EXERCISE AIM |
Filter for the word "name" and keep each matching line.

MATERIALS PROVIDED |

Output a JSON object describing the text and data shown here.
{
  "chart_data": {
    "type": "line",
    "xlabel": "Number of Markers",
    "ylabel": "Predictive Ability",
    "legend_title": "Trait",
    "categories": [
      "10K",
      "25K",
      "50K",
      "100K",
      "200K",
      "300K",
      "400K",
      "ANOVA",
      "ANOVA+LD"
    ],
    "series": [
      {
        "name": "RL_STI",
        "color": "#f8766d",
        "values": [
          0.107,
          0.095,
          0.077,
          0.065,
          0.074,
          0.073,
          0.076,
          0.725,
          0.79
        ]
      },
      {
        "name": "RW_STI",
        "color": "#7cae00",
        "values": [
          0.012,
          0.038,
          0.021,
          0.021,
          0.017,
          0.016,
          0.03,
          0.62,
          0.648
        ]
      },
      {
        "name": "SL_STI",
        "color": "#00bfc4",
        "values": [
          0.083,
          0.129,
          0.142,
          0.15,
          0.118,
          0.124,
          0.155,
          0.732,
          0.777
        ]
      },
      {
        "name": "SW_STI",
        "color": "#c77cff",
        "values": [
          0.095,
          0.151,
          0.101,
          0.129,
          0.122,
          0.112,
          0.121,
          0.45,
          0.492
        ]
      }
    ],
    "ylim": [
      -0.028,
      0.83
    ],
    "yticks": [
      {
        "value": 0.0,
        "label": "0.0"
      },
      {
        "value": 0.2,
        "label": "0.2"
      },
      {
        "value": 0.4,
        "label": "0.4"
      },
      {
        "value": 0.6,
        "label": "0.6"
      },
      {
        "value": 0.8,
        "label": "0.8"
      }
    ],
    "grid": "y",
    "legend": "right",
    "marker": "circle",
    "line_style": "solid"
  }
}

CORRECT RESPONSE |
        "name": "RL_STI",
        "name": "RW_STI",
        "name": "SL_STI",
        "name": "SW_STI",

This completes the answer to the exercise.